# start of Supplied material
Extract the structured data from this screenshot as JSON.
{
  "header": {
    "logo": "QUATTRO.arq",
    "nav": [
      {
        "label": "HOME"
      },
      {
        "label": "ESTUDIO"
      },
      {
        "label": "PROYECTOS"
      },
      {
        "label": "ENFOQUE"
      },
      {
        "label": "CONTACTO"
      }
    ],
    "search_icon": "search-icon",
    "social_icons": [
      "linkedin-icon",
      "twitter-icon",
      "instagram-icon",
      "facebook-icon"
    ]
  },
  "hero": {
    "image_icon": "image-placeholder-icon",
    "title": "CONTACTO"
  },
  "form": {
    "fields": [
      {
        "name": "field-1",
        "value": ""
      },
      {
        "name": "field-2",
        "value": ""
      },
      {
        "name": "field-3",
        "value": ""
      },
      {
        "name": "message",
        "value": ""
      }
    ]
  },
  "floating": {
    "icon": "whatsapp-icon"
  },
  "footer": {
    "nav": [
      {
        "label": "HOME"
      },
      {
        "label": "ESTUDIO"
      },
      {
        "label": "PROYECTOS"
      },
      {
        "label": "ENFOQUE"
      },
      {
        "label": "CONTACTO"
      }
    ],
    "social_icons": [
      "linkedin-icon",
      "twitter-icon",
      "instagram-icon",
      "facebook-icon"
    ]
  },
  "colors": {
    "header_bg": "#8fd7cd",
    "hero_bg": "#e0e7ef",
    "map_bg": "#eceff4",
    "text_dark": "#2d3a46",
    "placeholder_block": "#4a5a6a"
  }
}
# end of Supplied material
## Exercise objective
Print the whole listing again, exactly.

## Exercise result
Extract the structured data from this screenshot as JSON.
{
  "header": {
    "logo": "QUATTRO.arq",
    "nav": [
      {
        "label": "HOME"
      },
      {
        "label": "ESTUDIO"
      },
      {
        "label": "PROYECTOS"
      },
      {
        "label": "ENFOQUE"
      },
      {
        "label": "CONTACTO"
      }
    ],
    "search_icon": "search-icon",
    "social_icons": [
      "linkedin-icon",
      "twitter-icon",
      "instagram-icon",
      "facebook-icon"
    ]
  },
  "hero": {
    "image_icon": "image-placeholder-icon",
    "title": "CONTACTO"
  },
  "form": {
    "fields": [
      {
        "name": "field-1",
        "value": ""
      },
      {
        "name": "field-2",
        "value": ""
      },
      {
        "name": "field-3",
        "value": ""
      },
      {
        "name": "message",
        "value": ""
      }
    ]
  },
  "floating": {
    "icon": "whatsapp-icon"
  },
  "footer": {
    "nav": [
      {
        "label": "HOME"
      },
      {
        "label": "ESTUDIO"
      },
      {
        "label": "PROYECTOS"
      },
      {
        "label": "ENFOQUE"
      },
      {
        "label": "CONTACTO"
      }
    ],
    "social_icons": [
      "linkedin-icon",
      "twitter-icon",
      "instagram-icon",
      "facebook-icon"
    ]
  },
  "colors": {
    "header_bg": "#8fd7cd",
    "hero_bg": "#e0e7ef",
    "map_bg": "#eceff4",
    "text_dark": "#2d3a46",
    "placeholder_block": "#4a5a6a"
  }
}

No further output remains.